*EXERCISE:*
Only lines holding the string "icon" are wanted; copy each one from the material.

-- INPUT DATA start --

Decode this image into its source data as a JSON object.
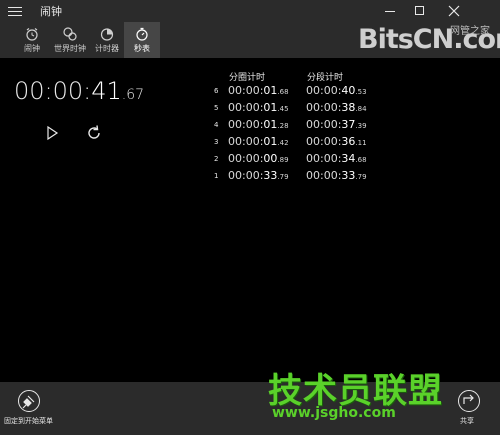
{
  "window": {
    "title": "闹钟"
  },
  "tabs": [
    {
      "label": "闹钟",
      "icon": "alarm-icon",
      "selected": false
    },
    {
      "label": "世界时钟",
      "icon": "world-clock-icon",
      "selected": false
    },
    {
      "label": "计时器",
      "icon": "timer-icon",
      "selected": false
    },
    {
      "label": "秒表",
      "icon": "stopwatch-icon",
      "selected": true
    }
  ],
  "stopwatch": {
    "time_main": "00:00:",
    "time_seconds": "41",
    "time_centis": ".67"
  },
  "laps": {
    "header_total": "分圈计时",
    "header_split": "分段计时",
    "rows": [
      {
        "index": "6",
        "total": "00:00:",
        "total_sec": "01",
        "total_cs": ".68",
        "split": "00:00:",
        "split_sec": "40",
        "split_cs": ".53"
      },
      {
        "index": "5",
        "total": "00:00:",
        "total_sec": "01",
        "total_cs": ".45",
        "split": "00:00:",
        "split_sec": "38",
        "split_cs": ".84"
      },
      {
        "index": "4",
        "total": "00:00:",
        "total_sec": "01",
        "total_cs": ".28",
        "split": "00:00:",
        "split_sec": "37",
        "split_cs": ".39"
      },
      {
        "index": "3",
        "total": "00:00:",
        "total_sec": "01",
        "total_cs": ".42",
        "split": "00:00:",
        "split_sec": "36",
        "split_cs": ".11"
      },
      {
        "index": "2",
        "total": "00:00:",
        "total_sec": "00",
        "total_cs": ".89",
        "split": "00:00:",
        "split_sec": "34",
        "split_cs": ".68"
      },
      {
        "index": "1",
        "total": "00:00:",
        "total_sec": "33",
        "total_cs": ".79",
        "split": "00:00:",
        "split_sec": "33",
        "split_cs": ".79"
      }
    ]
  },
  "bottom": {
    "pin_label": "固定到开始菜单",
    "share_label": "共享"
  },
  "watermarks": {
    "top": "BitsCN.com",
    "top_sub": "网管之家",
    "bottom_main": "技术员联盟",
    "bottom_url": "www.jsgho.com"
  },
  "colors": {
    "chrome": "#2b2b2b",
    "selected_tab": "#464646",
    "background": "#000000",
    "watermark_green": "#5ad12a"
  }
}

-- INPUT DATA end --

*REPLY:*
      "icon": "alarm-icon",
      "icon": "world-clock-icon",
      "icon": "timer-icon",
      "icon": "stopwatch-icon",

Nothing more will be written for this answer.